▼

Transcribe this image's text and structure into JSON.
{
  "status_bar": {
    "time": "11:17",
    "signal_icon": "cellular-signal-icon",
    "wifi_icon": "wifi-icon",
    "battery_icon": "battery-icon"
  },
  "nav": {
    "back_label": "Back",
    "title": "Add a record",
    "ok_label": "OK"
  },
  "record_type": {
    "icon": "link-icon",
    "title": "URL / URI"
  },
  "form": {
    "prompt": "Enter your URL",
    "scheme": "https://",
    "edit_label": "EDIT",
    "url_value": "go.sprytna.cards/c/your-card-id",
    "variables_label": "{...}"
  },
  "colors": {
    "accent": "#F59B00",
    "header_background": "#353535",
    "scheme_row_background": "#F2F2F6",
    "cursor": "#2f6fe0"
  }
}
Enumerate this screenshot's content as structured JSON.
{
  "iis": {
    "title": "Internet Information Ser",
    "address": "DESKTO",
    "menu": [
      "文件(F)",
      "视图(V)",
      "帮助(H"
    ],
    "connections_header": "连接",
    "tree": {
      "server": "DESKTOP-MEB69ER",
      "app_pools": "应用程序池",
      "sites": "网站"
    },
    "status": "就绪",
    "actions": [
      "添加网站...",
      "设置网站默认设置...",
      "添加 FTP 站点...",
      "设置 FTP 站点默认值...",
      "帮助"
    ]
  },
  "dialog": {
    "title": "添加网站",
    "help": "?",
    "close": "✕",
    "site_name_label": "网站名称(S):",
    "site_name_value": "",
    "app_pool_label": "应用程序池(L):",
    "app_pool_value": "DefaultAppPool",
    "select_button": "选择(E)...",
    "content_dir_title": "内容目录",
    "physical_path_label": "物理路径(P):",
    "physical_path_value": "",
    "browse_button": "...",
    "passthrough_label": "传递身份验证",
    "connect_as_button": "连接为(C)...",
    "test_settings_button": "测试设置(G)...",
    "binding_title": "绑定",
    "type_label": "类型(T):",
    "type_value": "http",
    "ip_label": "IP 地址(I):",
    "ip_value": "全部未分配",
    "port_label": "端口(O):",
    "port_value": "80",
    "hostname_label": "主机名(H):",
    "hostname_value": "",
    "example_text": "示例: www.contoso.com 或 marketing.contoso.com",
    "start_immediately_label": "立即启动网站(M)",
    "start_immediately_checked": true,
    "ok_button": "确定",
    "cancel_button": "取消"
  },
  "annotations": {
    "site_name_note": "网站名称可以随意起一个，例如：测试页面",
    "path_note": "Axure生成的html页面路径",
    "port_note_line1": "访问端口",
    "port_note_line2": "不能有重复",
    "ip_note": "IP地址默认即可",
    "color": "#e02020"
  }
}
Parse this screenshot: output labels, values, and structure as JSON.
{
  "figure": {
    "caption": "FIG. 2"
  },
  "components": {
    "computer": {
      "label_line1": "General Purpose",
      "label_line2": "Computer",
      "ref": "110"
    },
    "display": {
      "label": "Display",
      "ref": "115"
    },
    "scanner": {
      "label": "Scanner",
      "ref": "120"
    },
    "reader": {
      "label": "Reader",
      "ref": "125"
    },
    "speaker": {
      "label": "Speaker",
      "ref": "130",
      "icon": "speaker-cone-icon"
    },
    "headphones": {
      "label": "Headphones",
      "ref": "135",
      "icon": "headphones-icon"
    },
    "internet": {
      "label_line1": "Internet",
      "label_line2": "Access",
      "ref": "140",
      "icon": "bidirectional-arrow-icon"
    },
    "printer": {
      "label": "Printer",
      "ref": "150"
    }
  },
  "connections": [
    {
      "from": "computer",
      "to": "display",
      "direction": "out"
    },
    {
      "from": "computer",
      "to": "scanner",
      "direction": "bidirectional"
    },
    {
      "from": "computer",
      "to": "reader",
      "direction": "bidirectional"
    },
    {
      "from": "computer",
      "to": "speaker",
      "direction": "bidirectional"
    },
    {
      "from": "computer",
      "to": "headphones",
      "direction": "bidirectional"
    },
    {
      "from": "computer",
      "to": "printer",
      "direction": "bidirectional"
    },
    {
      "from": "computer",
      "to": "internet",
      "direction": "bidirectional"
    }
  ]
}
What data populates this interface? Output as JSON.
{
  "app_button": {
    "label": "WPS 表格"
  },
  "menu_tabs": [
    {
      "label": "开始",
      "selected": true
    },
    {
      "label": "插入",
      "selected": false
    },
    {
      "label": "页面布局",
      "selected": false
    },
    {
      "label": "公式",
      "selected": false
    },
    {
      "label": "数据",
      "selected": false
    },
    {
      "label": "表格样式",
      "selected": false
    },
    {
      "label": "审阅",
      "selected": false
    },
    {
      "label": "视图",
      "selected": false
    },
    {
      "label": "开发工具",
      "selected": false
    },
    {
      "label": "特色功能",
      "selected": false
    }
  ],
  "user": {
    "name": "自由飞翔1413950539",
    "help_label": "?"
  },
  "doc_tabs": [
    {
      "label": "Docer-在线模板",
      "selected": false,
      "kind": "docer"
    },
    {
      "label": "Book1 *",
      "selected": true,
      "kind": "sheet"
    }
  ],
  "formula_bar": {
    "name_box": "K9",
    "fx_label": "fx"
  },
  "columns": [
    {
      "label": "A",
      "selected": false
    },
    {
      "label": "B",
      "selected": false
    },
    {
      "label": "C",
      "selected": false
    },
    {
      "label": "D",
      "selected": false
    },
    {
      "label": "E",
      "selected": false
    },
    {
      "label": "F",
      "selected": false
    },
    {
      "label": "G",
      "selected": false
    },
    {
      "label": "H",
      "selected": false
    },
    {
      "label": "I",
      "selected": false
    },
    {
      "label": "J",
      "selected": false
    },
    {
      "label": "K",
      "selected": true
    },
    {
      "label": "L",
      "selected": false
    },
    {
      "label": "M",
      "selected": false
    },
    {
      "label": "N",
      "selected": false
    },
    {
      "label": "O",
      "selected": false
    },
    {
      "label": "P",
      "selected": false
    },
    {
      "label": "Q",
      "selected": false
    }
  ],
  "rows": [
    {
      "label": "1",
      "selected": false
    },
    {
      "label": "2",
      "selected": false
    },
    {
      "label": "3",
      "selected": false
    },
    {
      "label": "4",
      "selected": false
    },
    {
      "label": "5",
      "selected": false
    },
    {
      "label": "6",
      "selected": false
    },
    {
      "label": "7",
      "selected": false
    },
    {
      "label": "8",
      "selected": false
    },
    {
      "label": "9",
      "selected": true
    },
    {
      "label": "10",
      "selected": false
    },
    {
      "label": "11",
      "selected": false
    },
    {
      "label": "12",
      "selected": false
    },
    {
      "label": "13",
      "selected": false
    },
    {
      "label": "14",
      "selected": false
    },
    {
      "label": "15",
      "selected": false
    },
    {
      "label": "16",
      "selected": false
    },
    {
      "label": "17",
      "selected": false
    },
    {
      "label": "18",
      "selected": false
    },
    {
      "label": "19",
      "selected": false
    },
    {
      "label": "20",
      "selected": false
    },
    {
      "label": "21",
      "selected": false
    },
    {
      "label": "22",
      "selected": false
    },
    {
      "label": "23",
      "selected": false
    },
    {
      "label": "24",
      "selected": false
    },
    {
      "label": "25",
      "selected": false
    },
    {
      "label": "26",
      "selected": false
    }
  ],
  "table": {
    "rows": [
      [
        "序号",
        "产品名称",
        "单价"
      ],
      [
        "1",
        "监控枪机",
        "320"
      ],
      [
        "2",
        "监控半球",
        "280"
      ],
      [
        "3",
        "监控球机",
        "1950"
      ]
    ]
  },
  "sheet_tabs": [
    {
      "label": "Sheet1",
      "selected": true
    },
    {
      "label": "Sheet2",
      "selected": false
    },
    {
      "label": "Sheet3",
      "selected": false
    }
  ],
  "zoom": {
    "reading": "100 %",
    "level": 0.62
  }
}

▲

# The task:
Extract the whole listing, character for character.

# Exercise response:
Transcribe this image's text and structure into JSON.
{
  "status_bar": {
    "time": "11:17",
    "signal_icon": "cellular-signal-icon",
    "wifi_icon": "wifi-icon",
    "battery_icon": "battery-icon"
  },
  "nav": {
    "back_label": "Back",
    "title": "Add a record",
    "ok_label": "OK"
  },
  "record_type": {
    "icon": "link-icon",
    "title": "URL / URI"
  },
  "form": {
    "prompt": "Enter your URL",
    "scheme": "https://",
    "edit_label": "EDIT",
    "url_value": "go.sprytna.cards/c/your-card-id",
    "variables_label": "{...}"
  },
  "colors": {
    "accent": "#F59B00",
    "header_background": "#353535",
    "scheme_row_background": "#F2F2F6",
    "cursor": "#2f6fe0"
  }
}
Enumerate this screenshot's content as structured JSON.
{
  "iis": {
    "title": "Internet Information Ser",
    "address": "DESKTO",
    "menu": [
      "文件(F)",
      "视图(V)",
      "帮助(H"
    ],
    "connections_header": "连接",
    "tree": {
      "server": "DESKTOP-MEB69ER",
      "app_pools": "应用程序池",
      "sites": "网站"
    },
    "status": "就绪",
    "actions": [
      "添加网站...",
      "设置网站默认设置...",
      "添加 FTP 站点...",
      "设置 FTP 站点默认值...",
      "帮助"
    ]
  },
  "dialog": {
    "title": "添加网站",
    "help": "?",
    "close": "✕",
    "site_name_label": "网站名称(S):",
    "site_name_value": "",
    "app_pool_label": "应用程序池(L):",
    "app_pool_value": "DefaultAppPool",
    "select_button": "选择(E)...",
    "content_dir_title": "内容目录",
    "physical_path_label": "物理路径(P):",
    "physical_path_value": "",
    "browse_button": "...",
    "passthrough_label": "传递身份验证",
    "connect_as_button": "连接为(C)...",
    "test_settings_button": "测试设置(G)...",
    "binding_title": "绑定",
    "type_label": "类型(T):",
    "type_value": "http",
    "ip_label": "IP 地址(I):",
    "ip_value": "全部未分配",
    "port_label": "端口(O):",
    "port_value": "80",
    "hostname_label": "主机名(H):",
    "hostname_value": "",
    "example_text": "示例: www.contoso.com 或 marketing.contoso.com",
    "start_immediately_label": "立即启动网站(M)",
    "start_immediately_checked": true,
    "ok_button": "确定",
    "cancel_button": "取消"
  },
  "annotations": {
    "site_name_note": "网站名称可以随意起一个，例如：测试页面",
    "path_note": "Axure生成的html页面路径",
    "port_note_line1": "访问端口",
    "port_note_line2": "不能有重复",
    "ip_note": "IP地址默认即可",
    "color": "#e02020"
  }
}
Parse this screenshot: output labels, values, and structure as JSON.
{
  "figure": {
    "caption": "FIG. 2"
  },
  "components": {
    "computer": {
      "label_line1": "General Purpose",
      "label_line2": "Computer",
      "ref": "110"
    },
    "display": {
      "label": "Display",
      "ref": "115"
    },
    "scanner": {
      "label": "Scanner",
      "ref": "120"
    },
    "reader": {
      "label": "Reader",
      "ref": "125"
    },
    "speaker": {
      "label": "Speaker",
      "ref": "130",
      "icon": "speaker-cone-icon"
    },
    "headphones": {
      "label": "Headphones",
      "ref": "135",
      "icon": "headphones-icon"
    },
    "internet": {
      "label_line1": "Internet",
      "label_line2": "Access",
      "ref": "140",
      "icon": "bidirectional-arrow-icon"
    },
    "printer": {
      "label": "Printer",
      "ref": "150"
    }
  },
  "connections": [
    {
      "from": "computer",
      "to": "display",
      "direction": "out"
    },
    {
      "from": "computer",
      "to": "scanner",
      "direction": "bidirectional"
    },
    {
      "from": "computer",
      "to": "reader",
      "direction": "bidirectional"
    },
    {
      "from": "computer",
      "to": "speaker",
      "direction": "bidirectional"
    },
    {
      "from": "computer",
      "to": "headphones",
      "direction": "bidirectional"
    },
    {
      "from": "computer",
      "to": "printer",
      "direction": "bidirectional"
    },
    {
      "from": "computer",
      "to": "internet",
      "direction": "bidirectional"
    }
  ]
}
What data populates this interface? Output as JSON.
{
  "app_button": {
    "label": "WPS 表格"
  },
  "menu_tabs": [
    {
      "label": "开始",
      "selected": true
    },
    {
      "label": "插入",
      "selected": false
    },
    {
      "label": "页面布局",
      "selected": false
    },
    {
      "label": "公式",
      "selected": false
    },
    {
      "label": "数据",
      "selected": false
    },
    {
      "label": "表格样式",
      "selected": false
    },
    {
      "label": "审阅",
      "selected": false
    },
    {
      "label": "视图",
      "selected": false
    },
    {
      "label": "开发工具",
      "selected": false
    },
    {
      "label": "特色功能",
      "selected": false
    }
  ],
  "user": {
    "name": "自由飞翔1413950539",
    "help_label": "?"
  },
  "doc_tabs": [
    {
      "label": "Docer-在线模板",
      "selected": false,
      "kind": "docer"
    },
    {
      "label": "Book1 *",
      "selected": true,
      "kind": "sheet"
    }
  ],
  "formula_bar": {
    "name_box": "K9",
    "fx_label": "fx"
  },
  "columns": [
    {
      "label": "A",
      "selected": false
    },
    {
      "label": "B",
      "selected": false
    },
    {
      "label": "C",
      "selected": false
    },
    {
      "label": "D",
      "selected": false
    },
    {
      "label": "E",
      "selected": false
    },
    {
      "label": "F",
      "selected": false
    },
    {
      "label": "G",
      "selected": false
    },
    {
      "label": "H",
      "selected": false
    },
    {
      "label": "I",
      "selected": false
    },
    {
      "label": "J",
      "selected": false
    },
    {
      "label": "K",
      "selected": true
    },
    {
      "label": "L",
      "selected": false
    },
    {
      "label": "M",
      "selected": false
    },
    {
      "label": "N",
      "selected": false
    },
    {
      "label": "O",
      "selected": false
    },
    {
      "label": "P",
      "selected": false
    },
    {
      "label": "Q",
      "selected": false
    }
  ],
  "rows": [
    {
      "label": "1",
      "selected": false
    },
    {
      "label": "2",
      "selected": false
    },
    {
      "label": "3",
      "selected": false
    },
    {
      "label": "4",
      "selected": false
    },
    {
      "label": "5",
      "selected": false
    },
    {
      "label": "6",
      "selected": false
    },
    {
      "label": "7",
      "selected": false
    },
    {
      "label": "8",
      "selected": false
    },
    {
      "label": "9",
      "selected": true
    },
    {
      "label": "10",
      "selected": false
    },
    {
      "label": "11",
      "selected": false
    },
    {
      "label": "12",
      "selected": false
    },
    {
      "label": "13",
      "selected": false
    },
    {
      "label": "14",
      "selected": false
    },
    {
      "label": "15",
      "selected": false
    },
    {
      "label": "16",
      "selected": false
    },
    {
      "label": "17",
      "selected": false
    },
    {
      "label": "18",
      "selected": false
    },
    {
      "label": "19",
      "selected": false
    },
    {
      "label": "20",
      "selected": false
    },
    {
      "label": "21",
      "selected": false
    },
    {
      "label": "22",
      "selected": false
    },
    {
      "label": "23",
      "selected": false
    },
    {
      "label": "24",
      "selected": false
    },
    {
      "label": "25",
      "selected": false
    },
    {
      "label": "26",
      "selected": false
    }
  ],
  "table": {
    "rows": [
      [
        "序号",
        "产品名称",
        "单价"
      ],
      [
        "1",
        "监控枪机",
        "320"
      ],
      [
        "2",
        "监控半球",
        "280"
      ],
      [
        "3",
        "监控球机",
        "1950"
      ]
    ]
  },
  "sheet_tabs": [
    {
      "label": "Sheet1",
      "selected": true
    },
    {
      "label": "Sheet2",
      "selected": false
    },
    {
      "label": "Sheet3",
      "selected": false
    }
  ],
  "zoom": {
    "reading": "100 %",
    "level": 0.62
  }
}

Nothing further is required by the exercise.